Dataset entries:
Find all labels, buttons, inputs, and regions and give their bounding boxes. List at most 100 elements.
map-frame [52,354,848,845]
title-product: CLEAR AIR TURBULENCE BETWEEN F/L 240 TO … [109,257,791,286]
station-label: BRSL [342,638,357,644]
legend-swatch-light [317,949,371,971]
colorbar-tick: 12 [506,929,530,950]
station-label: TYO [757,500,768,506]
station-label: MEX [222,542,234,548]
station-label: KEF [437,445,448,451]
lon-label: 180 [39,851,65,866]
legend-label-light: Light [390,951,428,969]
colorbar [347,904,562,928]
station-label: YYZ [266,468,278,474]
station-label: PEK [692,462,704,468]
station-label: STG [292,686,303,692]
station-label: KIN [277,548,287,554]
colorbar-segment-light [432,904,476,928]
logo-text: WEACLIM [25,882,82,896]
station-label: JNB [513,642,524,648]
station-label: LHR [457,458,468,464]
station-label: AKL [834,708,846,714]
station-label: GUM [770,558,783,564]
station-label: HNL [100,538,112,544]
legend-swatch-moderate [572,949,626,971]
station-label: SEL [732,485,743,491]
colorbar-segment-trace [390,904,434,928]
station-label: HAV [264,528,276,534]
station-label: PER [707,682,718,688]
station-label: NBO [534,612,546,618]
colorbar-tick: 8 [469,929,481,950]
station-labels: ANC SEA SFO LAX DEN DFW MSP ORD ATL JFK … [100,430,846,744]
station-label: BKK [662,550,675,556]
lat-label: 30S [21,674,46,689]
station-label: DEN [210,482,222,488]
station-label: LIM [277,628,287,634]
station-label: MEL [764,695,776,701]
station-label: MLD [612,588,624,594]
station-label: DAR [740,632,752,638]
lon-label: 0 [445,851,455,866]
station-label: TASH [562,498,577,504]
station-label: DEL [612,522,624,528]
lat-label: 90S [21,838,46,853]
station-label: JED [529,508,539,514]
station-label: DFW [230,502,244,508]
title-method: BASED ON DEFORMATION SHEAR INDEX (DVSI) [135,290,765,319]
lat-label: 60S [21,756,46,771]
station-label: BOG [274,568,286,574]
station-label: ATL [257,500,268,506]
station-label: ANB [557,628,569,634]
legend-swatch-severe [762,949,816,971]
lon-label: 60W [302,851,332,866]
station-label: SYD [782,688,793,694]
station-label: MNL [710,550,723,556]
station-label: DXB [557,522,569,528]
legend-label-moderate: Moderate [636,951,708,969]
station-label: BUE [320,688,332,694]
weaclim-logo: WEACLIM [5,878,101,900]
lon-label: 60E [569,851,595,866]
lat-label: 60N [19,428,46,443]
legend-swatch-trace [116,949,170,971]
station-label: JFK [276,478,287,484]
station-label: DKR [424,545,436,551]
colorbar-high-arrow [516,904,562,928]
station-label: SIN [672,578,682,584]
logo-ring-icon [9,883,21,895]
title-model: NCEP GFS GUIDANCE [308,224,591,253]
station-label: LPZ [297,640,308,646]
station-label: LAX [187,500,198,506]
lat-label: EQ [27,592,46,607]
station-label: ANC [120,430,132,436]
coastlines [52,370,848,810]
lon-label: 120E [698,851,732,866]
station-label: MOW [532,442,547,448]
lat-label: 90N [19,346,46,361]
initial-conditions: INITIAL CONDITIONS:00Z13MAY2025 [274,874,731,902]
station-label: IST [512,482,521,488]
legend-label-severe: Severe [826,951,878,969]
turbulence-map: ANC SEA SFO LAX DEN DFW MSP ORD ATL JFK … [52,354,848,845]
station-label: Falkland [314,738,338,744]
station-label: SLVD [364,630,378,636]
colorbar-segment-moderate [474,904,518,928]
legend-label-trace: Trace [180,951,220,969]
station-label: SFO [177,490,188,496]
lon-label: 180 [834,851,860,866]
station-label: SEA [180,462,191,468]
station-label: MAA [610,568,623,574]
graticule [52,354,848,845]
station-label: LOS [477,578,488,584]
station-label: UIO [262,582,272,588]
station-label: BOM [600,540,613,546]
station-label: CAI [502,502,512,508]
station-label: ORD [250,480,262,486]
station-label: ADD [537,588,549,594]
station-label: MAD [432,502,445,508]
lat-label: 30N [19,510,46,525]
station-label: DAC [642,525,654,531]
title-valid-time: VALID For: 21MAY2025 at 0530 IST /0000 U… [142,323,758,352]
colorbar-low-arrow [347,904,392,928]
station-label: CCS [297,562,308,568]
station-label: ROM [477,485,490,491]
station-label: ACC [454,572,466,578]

Exercise: Copy the lines above without any changes.

Response to the task:
Find all labels, buttons, inputs, and regions and give their bounding boxes. List at most 100 elements.
map-frame [52,354,848,845]
title-product: CLEAR AIR TURBULENCE BETWEEN F/L 240 TO … [109,257,791,286]
station-label: BRSL [342,638,357,644]
legend-swatch-light [317,949,371,971]
colorbar-tick: 12 [506,929,530,950]
station-label: TYO [757,500,768,506]
station-label: MEX [222,542,234,548]
station-label: KEF [437,445,448,451]
lon-label: 180 [39,851,65,866]
legend-label-light: Light [390,951,428,969]
colorbar [347,904,562,928]
station-label: YYZ [266,468,278,474]
station-label: PEK [692,462,704,468]
station-label: STG [292,686,303,692]
station-label: KIN [277,548,287,554]
colorbar-segment-light [432,904,476,928]
logo-text: WEACLIM [25,882,82,896]
station-label: JNB [513,642,524,648]
station-label: LHR [457,458,468,464]
station-label: AKL [834,708,846,714]
station-label: GUM [770,558,783,564]
station-label: HNL [100,538,112,544]
legend-swatch-moderate [572,949,626,971]
station-label: SEL [732,485,743,491]
colorbar-segment-trace [390,904,434,928]
station-label: HAV [264,528,276,534]
station-label: PER [707,682,718,688]
station-label: NBO [534,612,546,618]
colorbar-tick: 8 [469,929,481,950]
station-labels: ANC SEA SFO LAX DEN DFW MSP ORD ATL JFK … [100,430,846,744]
station-label: BKK [662,550,675,556]
lat-label: 30S [21,674,46,689]
station-label: DEN [210,482,222,488]
station-label: LIM [277,628,287,634]
station-label: MEL [764,695,776,701]
station-label: MLD [612,588,624,594]
station-label: DAR [740,632,752,638]
lon-label: 0 [445,851,455,866]
station-label: TASH [562,498,577,504]
station-label: DEL [612,522,624,528]
lat-label: 90S [21,838,46,853]
station-label: JED [529,508,539,514]
station-label: DFW [230,502,244,508]
title-method: BASED ON DEFORMATION SHEAR INDEX (DVSI) [135,290,765,319]
lat-label: 60S [21,756,46,771]
station-label: BOG [274,568,286,574]
station-label: ATL [257,500,268,506]
station-label: ANB [557,628,569,634]
legend-swatch-severe [762,949,816,971]
lon-label: 60W [302,851,332,866]
station-label: SYD [782,688,793,694]
station-label: MNL [710,550,723,556]
station-label: DXB [557,522,569,528]
legend-label-moderate: Moderate [636,951,708,969]
station-label: BUE [320,688,332,694]
weaclim-logo: WEACLIM [5,878,101,900]
lon-label: 60E [569,851,595,866]
lat-label: 60N [19,428,46,443]
legend-swatch-trace [116,949,170,971]
station-label: JFK [276,478,287,484]
station-label: DKR [424,545,436,551]
colorbar-high-arrow [516,904,562,928]
station-label: SIN [672,578,682,584]
logo-ring-icon [9,883,21,895]
title-model: NCEP GFS GUIDANCE [308,224,591,253]
station-label: LPZ [297,640,308,646]
station-label: LAX [187,500,198,506]
lat-label: EQ [27,592,46,607]
station-label: ANC [120,430,132,436]
coastlines [52,370,848,810]
lon-label: 120E [698,851,732,866]
station-label: MOW [532,442,547,448]
lat-label: 90N [19,346,46,361]
initial-conditions: INITIAL CONDITIONS:00Z13MAY2025 [274,874,731,902]
station-label: IST [512,482,521,488]
legend-label-severe: Severe [826,951,878,969]
turbulence-map: ANC SEA SFO LAX DEN DFW MSP ORD ATL JFK … [52,354,848,845]
station-label: Falkland [314,738,338,744]
station-label: SLVD [364,630,378,636]
colorbar-segment-moderate [474,904,518,928]
legend-label-trace: Trace [180,951,220,969]
station-label: SFO [177,490,188,496]
lon-label: 180 [834,851,860,866]
station-label: SEA [180,462,191,468]
station-label: MAA [610,568,623,574]
graticule [52,354,848,845]
station-label: LOS [477,578,488,584]
station-label: UIO [262,582,272,588]
station-label: BOM [600,540,613,546]
station-label: CAI [502,502,512,508]
station-label: ORD [250,480,262,486]
station-label: ADD [537,588,549,594]
station-label: MAD [432,502,445,508]
lat-label: 30N [19,510,46,525]
station-label: DAC [642,525,654,531]
title-valid-time: VALID For: 21MAY2025 at 0530 IST /0000 U… [142,323,758,352]
colorbar-low-arrow [347,904,392,928]
station-label: CCS [297,562,308,568]
station-label: ROM [477,485,490,491]
station-label: ACC [454,572,466,578]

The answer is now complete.